- [Task objective] Set each record down exactly, excluding all images.

- [Input for this task]

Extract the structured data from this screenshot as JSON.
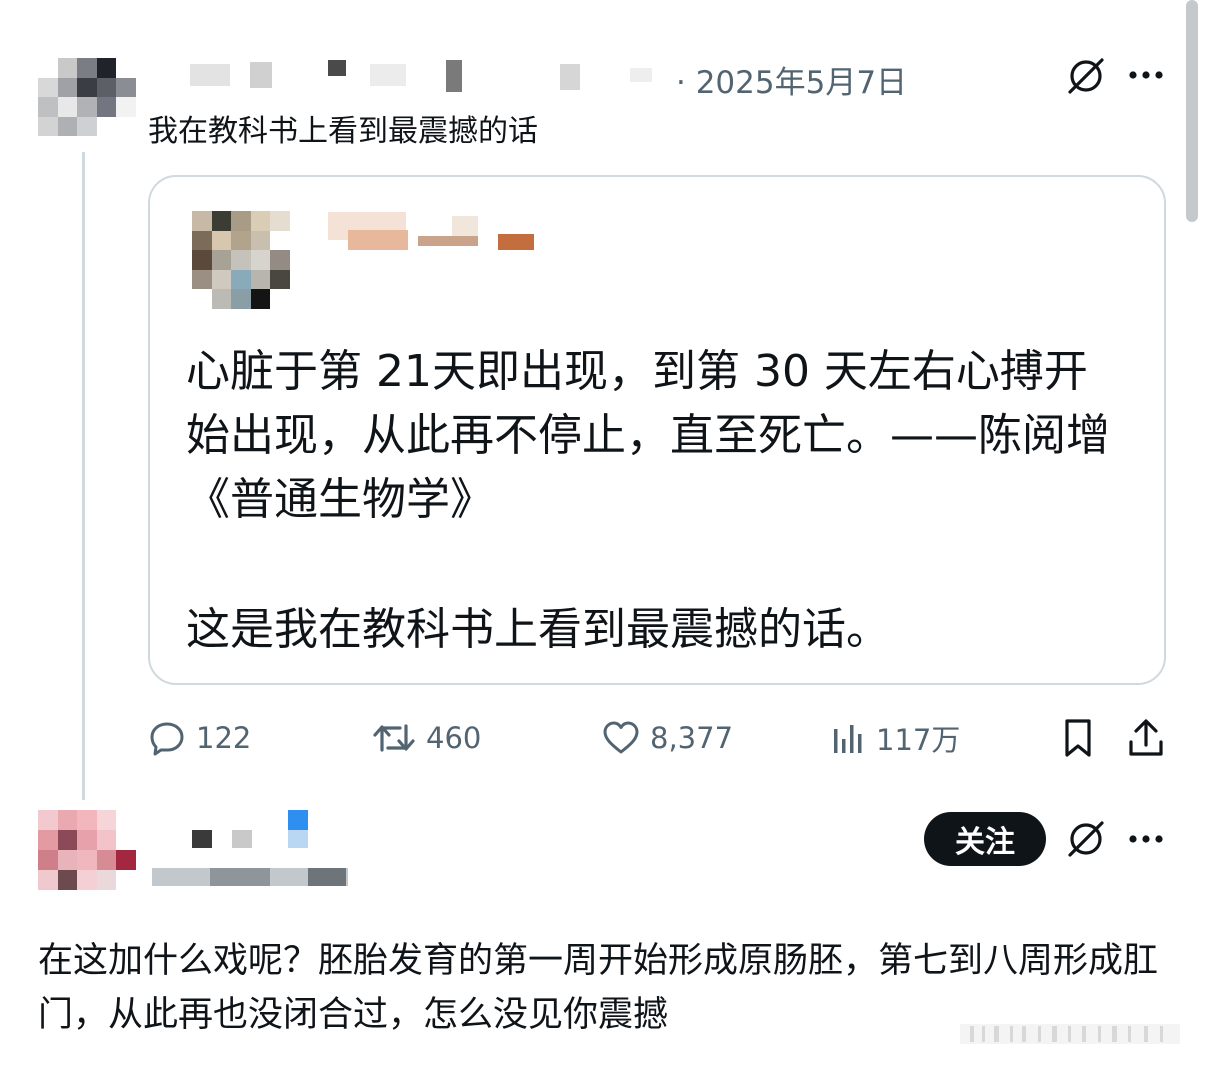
{
  "post": {
    "date": "· 2025年5月7日",
    "title": "我在教科书上看到最震撼的话",
    "more_icon": "more-horizontal-icon",
    "grok_icon": "grok-icon"
  },
  "quote": {
    "text_line1": "心脏于第 21天即出现，到第 30 天左右心搏开始出现，从此再不停止，直至死亡。——陈阅增《普通生物学》",
    "text_line2": "这是我在教科书上看到最震撼的话。"
  },
  "actions": {
    "replies": "122",
    "reposts": "460",
    "likes": "8,377",
    "views": "117万"
  },
  "reply": {
    "follow_label": "关注",
    "text": "在这加什么戏呢？胚胎发育的第一周开始形成原肠胚，第七到八周形成肛门，从此再也没闭合过，怎么没见你震撼"
  },
  "colors": {
    "text_primary": "#0f1419",
    "text_secondary": "#536471",
    "border": "#cfd9de",
    "follow_bg": "#0f1419"
  }
}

- [Result of the task]
Extract the structured data from this screenshot as JSON.
{
  "post": {
    "date": "· 2025年5月7日",
    "title": "我在教科书上看到最震撼的话",
    "more_icon": "more-horizontal-icon",
    "grok_icon": "grok-icon"
  },
  "quote": {
    "text_line1": "心脏于第 21天即出现，到第 30 天左右心搏开始出现，从此再不停止，直至死亡。——陈阅增《普通生物学》",
    "text_line2": "这是我在教科书上看到最震撼的话。"
  },
  "actions": {
    "replies": "122",
    "reposts": "460",
    "likes": "8,377",
    "views": "117万"
  },
  "reply": {
    "follow_label": "关注",
    "text": "在这加什么戏呢？胚胎发育的第一周开始形成原肠胚，第七到八周形成肛门，从此再也没闭合过，怎么没见你震撼"
  },
  "colors": {
    "text_primary": "#0f1419",
    "text_secondary": "#536471",
    "border": "#cfd9de",
    "follow_bg": "#0f1419"
  }
}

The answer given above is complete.